─── Provided material ───

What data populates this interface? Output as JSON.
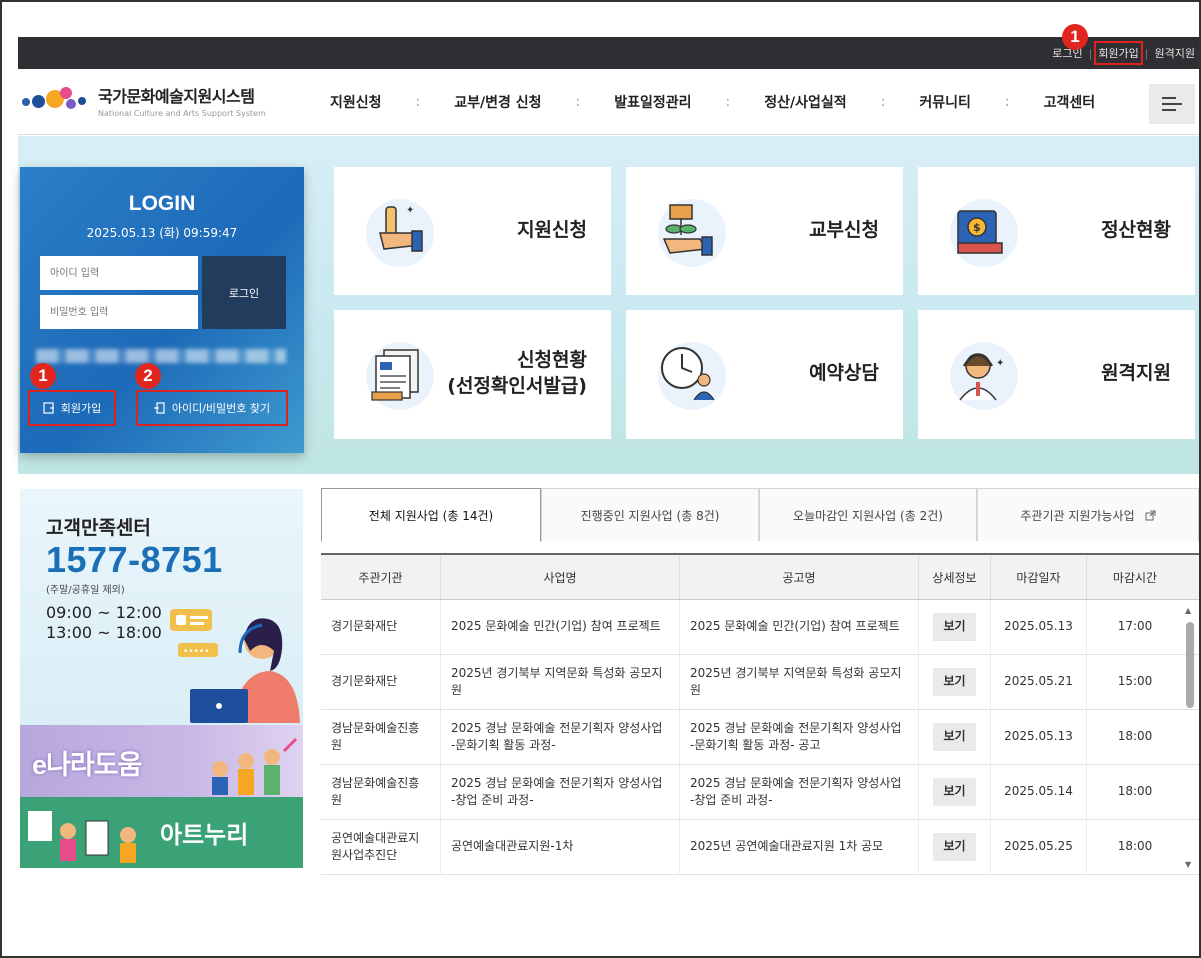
{
  "topbar": {
    "links": [
      "로그인",
      "회원가입",
      "원격지원"
    ]
  },
  "markers": {
    "one": "1",
    "two": "2"
  },
  "header": {
    "logo_title": "국가문화예술지원시스템",
    "logo_sub": "National Culture and Arts Support System",
    "menu": [
      "지원신청",
      "교부/변경 신청",
      "발표일정관리",
      "정산/사업실적",
      "커뮤니티",
      "고객센터"
    ],
    "menu_icon": "hamburger-icon"
  },
  "login": {
    "title": "LOGIN",
    "datetime": "2025.05.13 (화) 09:59:47",
    "id_placeholder": "아이디 입력",
    "pw_placeholder": "비밀번호 입력",
    "login_button": "로그인",
    "signup_button": "회원가입",
    "find_button": "아이디/비밀번호 찾기"
  },
  "tiles": [
    {
      "label": "지원신청",
      "icon": "hand-pen-icon"
    },
    {
      "label": "교부신청",
      "icon": "hand-plant-icon"
    },
    {
      "label": "정산현황",
      "icon": "book-coin-icon"
    },
    {
      "label_line1": "신청현황",
      "label_line2": "(선정확인서발급)",
      "icon": "document-icon"
    },
    {
      "label": "예약상담",
      "icon": "clock-person-icon"
    },
    {
      "label": "원격지원",
      "icon": "headset-person-icon"
    }
  ],
  "customer_center": {
    "title": "고객만족센터",
    "phone": "1577-8751",
    "note": "(주말/공휴일 제외)",
    "hours_am": "09:00 ~ 12:00",
    "hours_pm": "13:00 ~ 18:00"
  },
  "banners": {
    "enara": "e나라도움",
    "artnuri": "아트누리"
  },
  "tabs": [
    "전체 지원사업 (총 14건)",
    "진행중인 지원사업 (총 8건)",
    "오늘마감인 지원사업 (총 2건)",
    "주관기관 지원가능사업"
  ],
  "table": {
    "headers": [
      "주관기관",
      "사업명",
      "공고명",
      "상세정보",
      "마감일자",
      "마감시간"
    ],
    "rows": [
      {
        "org": "경기문화재단",
        "biz": "2025 문화예술 민간(기업) 참여 프로젝트",
        "notice": "2025 문화예술 민간(기업) 참여 프로젝트",
        "detail": "보기",
        "date": "2025.05.13",
        "time": "17:00"
      },
      {
        "org": "경기문화재단",
        "biz": "2025년 경기북부 지역문화 특성화 공모지원",
        "notice": "2025년 경기북부 지역문화 특성화 공모지원",
        "detail": "보기",
        "date": "2025.05.21",
        "time": "15:00"
      },
      {
        "org": "경남문화예술진흥원",
        "biz": "2025 경남 문화예술 전문기획자 양성사업 -문화기획 활동 과정-",
        "notice": "2025 경남 문화예술 전문기획자 양성사업 -문화기획 활동 과정- 공고",
        "detail": "보기",
        "date": "2025.05.13",
        "time": "18:00"
      },
      {
        "org": "경남문화예술진흥원",
        "biz": "2025 경남 문화예술 전문기획자 양성사업 -창업 준비 과정-",
        "notice": "2025 경남 문화예술 전문기획자 양성사업 -창업 준비 과정-",
        "detail": "보기",
        "date": "2025.05.14",
        "time": "18:00"
      },
      {
        "org": "공연예술대관료지원사업추진단",
        "biz": "공연예술대관료지원-1차",
        "notice": "2025년 공연예술대관료지원 1차 공모",
        "detail": "보기",
        "date": "2025.05.25",
        "time": "18:00"
      }
    ]
  },
  "colors": {
    "topbar": "#2f2f33",
    "accent_blue": "#1b6fb7",
    "highlight_red": "#e0261f"
  }
}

───

Transcribe every line from the records above without alteration, and leave out the images.

What data populates this interface? Output as JSON.
{
  "topbar": {
    "links": [
      "로그인",
      "회원가입",
      "원격지원"
    ]
  },
  "markers": {
    "one": "1",
    "two": "2"
  },
  "header": {
    "logo_title": "국가문화예술지원시스템",
    "logo_sub": "National Culture and Arts Support System",
    "menu": [
      "지원신청",
      "교부/변경 신청",
      "발표일정관리",
      "정산/사업실적",
      "커뮤니티",
      "고객센터"
    ],
    "menu_icon": "hamburger-icon"
  },
  "login": {
    "title": "LOGIN",
    "datetime": "2025.05.13 (화) 09:59:47",
    "id_placeholder": "아이디 입력",
    "pw_placeholder": "비밀번호 입력",
    "login_button": "로그인",
    "signup_button": "회원가입",
    "find_button": "아이디/비밀번호 찾기"
  },
  "tiles": [
    {
      "label": "지원신청",
      "icon": "hand-pen-icon"
    },
    {
      "label": "교부신청",
      "icon": "hand-plant-icon"
    },
    {
      "label": "정산현황",
      "icon": "book-coin-icon"
    },
    {
      "label_line1": "신청현황",
      "label_line2": "(선정확인서발급)",
      "icon": "document-icon"
    },
    {
      "label": "예약상담",
      "icon": "clock-person-icon"
    },
    {
      "label": "원격지원",
      "icon": "headset-person-icon"
    }
  ],
  "customer_center": {
    "title": "고객만족센터",
    "phone": "1577-8751",
    "note": "(주말/공휴일 제외)",
    "hours_am": "09:00 ~ 12:00",
    "hours_pm": "13:00 ~ 18:00"
  },
  "banners": {
    "enara": "e나라도움",
    "artnuri": "아트누리"
  },
  "tabs": [
    "전체 지원사업 (총 14건)",
    "진행중인 지원사업 (총 8건)",
    "오늘마감인 지원사업 (총 2건)",
    "주관기관 지원가능사업"
  ],
  "table": {
    "headers": [
      "주관기관",
      "사업명",
      "공고명",
      "상세정보",
      "마감일자",
      "마감시간"
    ],
    "rows": [
      {
        "org": "경기문화재단",
        "biz": "2025 문화예술 민간(기업) 참여 프로젝트",
        "notice": "2025 문화예술 민간(기업) 참여 프로젝트",
        "detail": "보기",
        "date": "2025.05.13",
        "time": "17:00"
      },
      {
        "org": "경기문화재단",
        "biz": "2025년 경기북부 지역문화 특성화 공모지원",
        "notice": "2025년 경기북부 지역문화 특성화 공모지원",
        "detail": "보기",
        "date": "2025.05.21",
        "time": "15:00"
      },
      {
        "org": "경남문화예술진흥원",
        "biz": "2025 경남 문화예술 전문기획자 양성사업 -문화기획 활동 과정-",
        "notice": "2025 경남 문화예술 전문기획자 양성사업 -문화기획 활동 과정- 공고",
        "detail": "보기",
        "date": "2025.05.13",
        "time": "18:00"
      },
      {
        "org": "경남문화예술진흥원",
        "biz": "2025 경남 문화예술 전문기획자 양성사업 -창업 준비 과정-",
        "notice": "2025 경남 문화예술 전문기획자 양성사업 -창업 준비 과정-",
        "detail": "보기",
        "date": "2025.05.14",
        "time": "18:00"
      },
      {
        "org": "공연예술대관료지원사업추진단",
        "biz": "공연예술대관료지원-1차",
        "notice": "2025년 공연예술대관료지원 1차 공모",
        "detail": "보기",
        "date": "2025.05.25",
        "time": "18:00"
      }
    ]
  },
  "colors": {
    "topbar": "#2f2f33",
    "accent_blue": "#1b6fb7",
    "highlight_red": "#e0261f"
  }
}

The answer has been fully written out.